## EXERCISE
Retype all of the listing exactly, passing over any picture you find.

## DATASET ENTRIES
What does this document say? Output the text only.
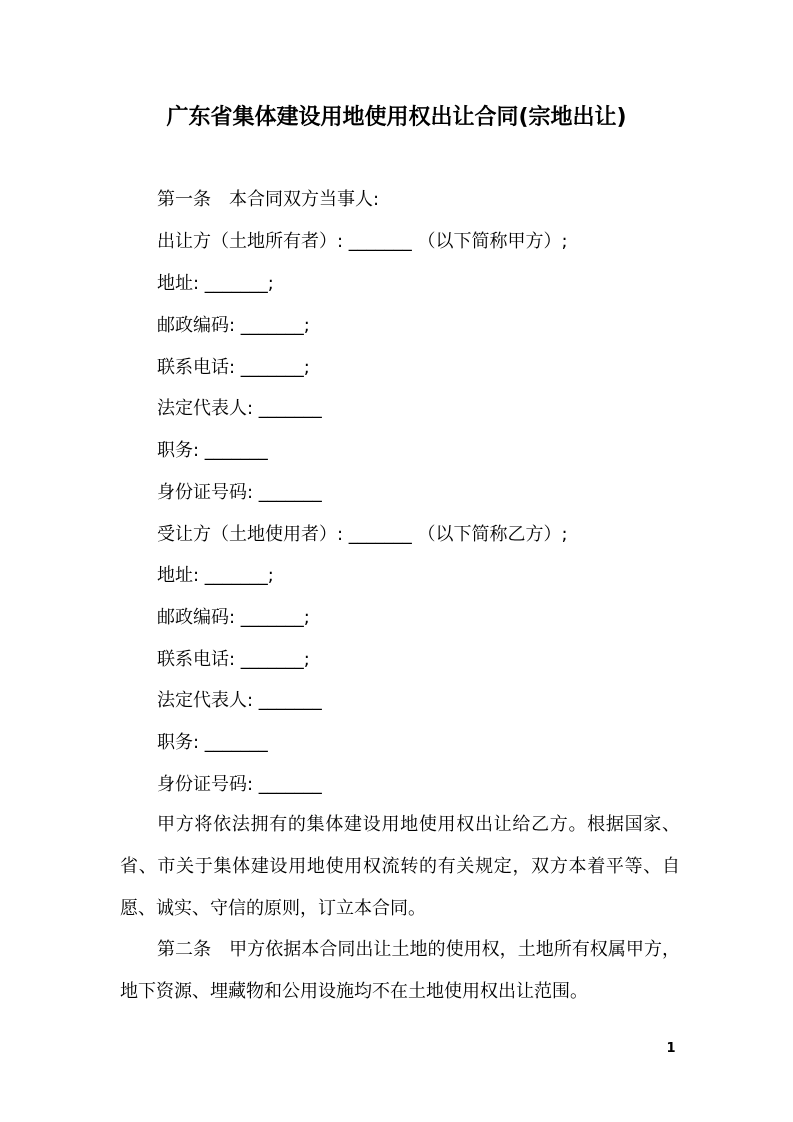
广东省集体建设用地使用权出让合同(宗地出让)
第一条　本合同双方当事人:
出让方（土地所有者）: _______ （以下简称甲方）;
地址: _______;
邮政编码: _______;
联系电话: _______;
法定代表人: _______
职务: _______
身份证号码: _______
受让方（土地使用者）: _______ （以下简称乙方）;
地址: _______;
邮政编码: _______;
联系电话: _______;
法定代表人: _______
职务: _______
身份证号码: _______
甲方将依法拥有的集体建设用地使用权出让给乙方。根据国家、省、市关于集体建设用地使用权流转的有关规定，双方本着平等、自愿、诚实、守信的原则，订立本合同。
第二条　甲方依据本合同出让土地的使用权，土地所有权属甲方，地下资源、埋藏物和公用设施均不在土地使用权出让范围。
1
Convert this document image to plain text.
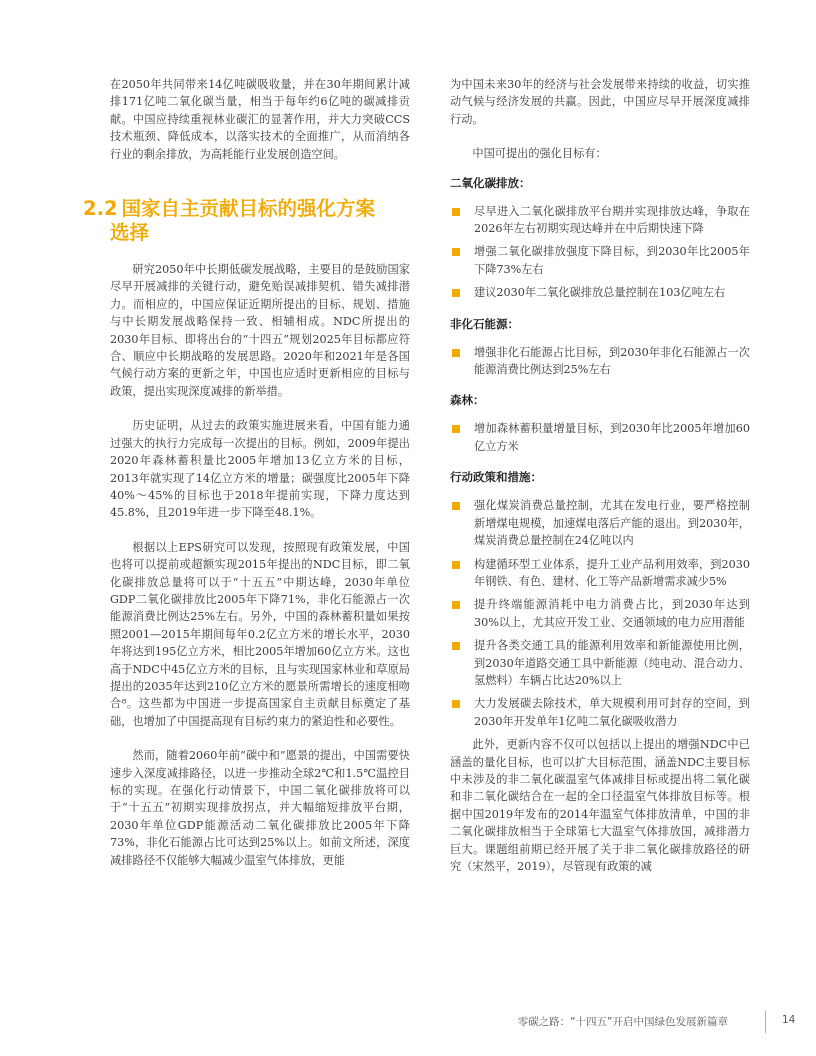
在2050年共同带来14亿吨碳吸收量，并在30年期间累计减排171亿吨二氧化碳当量，相当于每年约6亿吨的碳减排贡献。中国应持续重视林业碳汇的显著作用，并大力突破CCS技术瓶颈、降低成本，以落实技术的全面推广，从而消纳各行业的剩余排放，为高耗能行业发展创造空间。

2.2 国家自主贡献目标的强化方案
选择

研究2050年中长期低碳发展战略，主要目的是鼓励国家尽早开展减排的关键行动，避免贻误减排契机、错失减排潜力。而相应的，中国应保证近期所提出的目标、规划、措施与中长期发展战略保持一致、相辅相成。NDC所提出的2030年目标、即将出台的“十四五”规划2025年目标都应符合、顺应中长期战略的发展思路。2020年和2021年是各国气候行动方案的更新之年，中国也应适时更新相应的目标与政策，提出实现深度减排的新举措。

历史证明，从过去的政策实施进展来看，中国有能力通过强大的执行力完成每一次提出的目标。例如，2009年提出2020年森林蓄积量比2005年增加13亿立方米的目标，2013年就实现了14亿立方米的增量；碳强度比2005年下降40%～45%的目标也于2018年提前实现，下降力度达到45.8%，且2019年进一步下降至48.1%。

根据以上EPS研究可以发现，按照现有政策发展，中国也将可以提前或超额实现2015年提出的NDC目标，即二氧化碳排放总量将可以于“十五五”中期达峰，2030年单位GDP二氧化碳排放比2005年下降71%，非化石能源占一次能源消费比例达25%左右。另外，中国的森林蓄积量如果按照2001—2015年期间每年0.2亿立方米的增长水平，2030年将达到195亿立方米，相比2005年增加60亿立方米。这也高于NDC中45亿立方米的目标，且与实现国家林业和草原局提出的2035年达到210亿立方米的愿景所需增长的速度相吻合⁸。这些都为中国进一步提高国家自主贡献目标奠定了基础，也增加了中国提高现有目标约束力的紧迫性和必要性。

然而，随着2060年前“碳中和”愿景的提出，中国需要快速步入深度减排路径，以进一步推动全球2℃和1.5℃温控目标的实现。在强化行动情景下，中国二氧化碳排放将可以于“十五五”初期实现排放拐点，并大幅缩短排放平台期，2030年单位GDP能源活动二氧化碳排放比2005年下降73%，非化石能源占比可达到25%以上。如前文所述，深度减排路径不仅能够大幅减少温室气体排放，更能

为中国未来30年的经济与社会发展带来持续的收益，切实推动气候与经济发展的共赢。因此，中国应尽早开展深度减排行动。

中国可提出的强化目标有：

二氧化碳排放：
尽早进入二氧化碳排放平台期并实现排放达峰，争取在2026年左右初期实现达峰并在中后期快速下降
增强二氧化碳排放强度下降目标，到2030年比2005年下降73%左右
建议2030年二氧化碳排放总量控制在103亿吨左右
非化石能源：
增强非化石能源占比目标，到2030年非化石能源占一次能源消费比例达到25%左右
森林：
增加森林蓄积量增量目标，到2030年比2005年增加60亿立方米
行动政策和措施：
强化煤炭消费总量控制，尤其在发电行业，要严格控制新增煤电规模，加速煤电落后产能的退出。到2030年，煤炭消费总量控制在24亿吨以内
构建循环型工业体系，提升工业产品利用效率，到2030年钢铁、有色、建材、化工等产品新增需求减少5%
提升终端能源消耗中电力消费占比，到2030年达到30%以上，尤其应开发工业、交通领域的电力应用潜能
提升各类交通工具的能源利用效率和新能源使用比例，到2030年道路交通工具中新能源（纯电动、混合动力、氢燃料）车辆占比达20%以上
大力发展碳去除技术，单大规模利用可封存的空间，到2030年开发单年1亿吨二氧化碳吸收潜力

此外，更新内容不仅可以包括以上提出的增强NDC中已涵盖的量化目标，也可以扩大目标范围，涵盖NDC主要目标中未涉及的非二氧化碳温室气体减排目标或提出将二氧化碳和非二氧化碳结合在一起的全口径温室气体排放目标等。根据中国2019年发布的2014年温室气体排放清单，中国的非二氧化碳排放相当于全球第七大温室气体排放国，减排潜力巨大。课题组前期已经开展了关于非二氧化碳排放路径的研究（宋然平，2019），尽管现有政策的减

零碳之路：“十四五”开启中国绿色发展新篇章	14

## IN RESPONSE
What does this document say? Output the text only.
广东省集体建设用地使用权出让合同(宗地出让)
第一条　本合同双方当事人:
出让方（土地所有者）: _______ （以下简称甲方）;
地址: _______;
邮政编码: _______;
联系电话: _______;
法定代表人: _______
职务: _______
身份证号码: _______
受让方（土地使用者）: _______ （以下简称乙方）;
地址: _______;
邮政编码: _______;
联系电话: _______;
法定代表人: _______
职务: _______
身份证号码: _______
甲方将依法拥有的集体建设用地使用权出让给乙方。根据国家、省、市关于集体建设用地使用权流转的有关规定，双方本着平等、自愿、诚实、守信的原则，订立本合同。
第二条　甲方依据本合同出让土地的使用权，土地所有权属甲方，地下资源、埋藏物和公用设施均不在土地使用权出让范围。
1
Convert this document image to plain text.
在2050年共同带来14亿吨碳吸收量，并在30年期间累计减排171亿吨二氧化碳当量，相当于每年约6亿吨的碳减排贡献。中国应持续重视林业碳汇的显著作用，并大力突破CCS技术瓶颈、降低成本，以落实技术的全面推广，从而消纳各行业的剩余排放，为高耗能行业发展创造空间。

2.2 国家自主贡献目标的强化方案
选择

研究2050年中长期低碳发展战略，主要目的是鼓励国家尽早开展减排的关键行动，避免贻误减排契机、错失减排潜力。而相应的，中国应保证近期所提出的目标、规划、措施与中长期发展战略保持一致、相辅相成。NDC所提出的2030年目标、即将出台的“十四五”规划2025年目标都应符合、顺应中长期战略的发展思路。2020年和2021年是各国气候行动方案的更新之年，中国也应适时更新相应的目标与政策，提出实现深度减排的新举措。

历史证明，从过去的政策实施进展来看，中国有能力通过强大的执行力完成每一次提出的目标。例如，2009年提出2020年森林蓄积量比2005年增加13亿立方米的目标，2013年就实现了14亿立方米的增量；碳强度比2005年下降40%～45%的目标也于2018年提前实现，下降力度达到45.8%，且2019年进一步下降至48.1%。

根据以上EPS研究可以发现，按照现有政策发展，中国也将可以提前或超额实现2015年提出的NDC目标，即二氧化碳排放总量将可以于“十五五”中期达峰，2030年单位GDP二氧化碳排放比2005年下降71%，非化石能源占一次能源消费比例达25%左右。另外，中国的森林蓄积量如果按照2001—2015年期间每年0.2亿立方米的增长水平，2030年将达到195亿立方米，相比2005年增加60亿立方米。这也高于NDC中45亿立方米的目标，且与实现国家林业和草原局提出的2035年达到210亿立方米的愿景所需增长的速度相吻合⁸。这些都为中国进一步提高国家自主贡献目标奠定了基础，也增加了中国提高现有目标约束力的紧迫性和必要性。

然而，随着2060年前“碳中和”愿景的提出，中国需要快速步入深度减排路径，以进一步推动全球2℃和1.5℃温控目标的实现。在强化行动情景下，中国二氧化碳排放将可以于“十五五”初期实现排放拐点，并大幅缩短排放平台期，2030年单位GDP能源活动二氧化碳排放比2005年下降73%，非化石能源占比可达到25%以上。如前文所述，深度减排路径不仅能够大幅减少温室气体排放，更能

为中国未来30年的经济与社会发展带来持续的收益，切实推动气候与经济发展的共赢。因此，中国应尽早开展深度减排行动。

中国可提出的强化目标有：

二氧化碳排放：
尽早进入二氧化碳排放平台期并实现排放达峰，争取在2026年左右初期实现达峰并在中后期快速下降
增强二氧化碳排放强度下降目标，到2030年比2005年下降73%左右
建议2030年二氧化碳排放总量控制在103亿吨左右
非化石能源：
增强非化石能源占比目标，到2030年非化石能源占一次能源消费比例达到25%左右
森林：
增加森林蓄积量增量目标，到2030年比2005年增加60亿立方米
行动政策和措施：
强化煤炭消费总量控制，尤其在发电行业，要严格控制新增煤电规模，加速煤电落后产能的退出。到2030年，煤炭消费总量控制在24亿吨以内
构建循环型工业体系，提升工业产品利用效率，到2030年钢铁、有色、建材、化工等产品新增需求减少5%
提升终端能源消耗中电力消费占比，到2030年达到30%以上，尤其应开发工业、交通领域的电力应用潜能
提升各类交通工具的能源利用效率和新能源使用比例，到2030年道路交通工具中新能源（纯电动、混合动力、氢燃料）车辆占比达20%以上
大力发展碳去除技术，单大规模利用可封存的空间，到2030年开发单年1亿吨二氧化碳吸收潜力

此外，更新内容不仅可以包括以上提出的增强NDC中已涵盖的量化目标，也可以扩大目标范围，涵盖NDC主要目标中未涉及的非二氧化碳温室气体减排目标或提出将二氧化碳和非二氧化碳结合在一起的全口径温室气体排放目标等。根据中国2019年发布的2014年温室气体排放清单，中国的非二氧化碳排放相当于全球第七大温室气体排放国，减排潜力巨大。课题组前期已经开展了关于非二氧化碳排放路径的研究（宋然平，2019），尽管现有政策的减

零碳之路：“十四五”开启中国绿色发展新篇章	14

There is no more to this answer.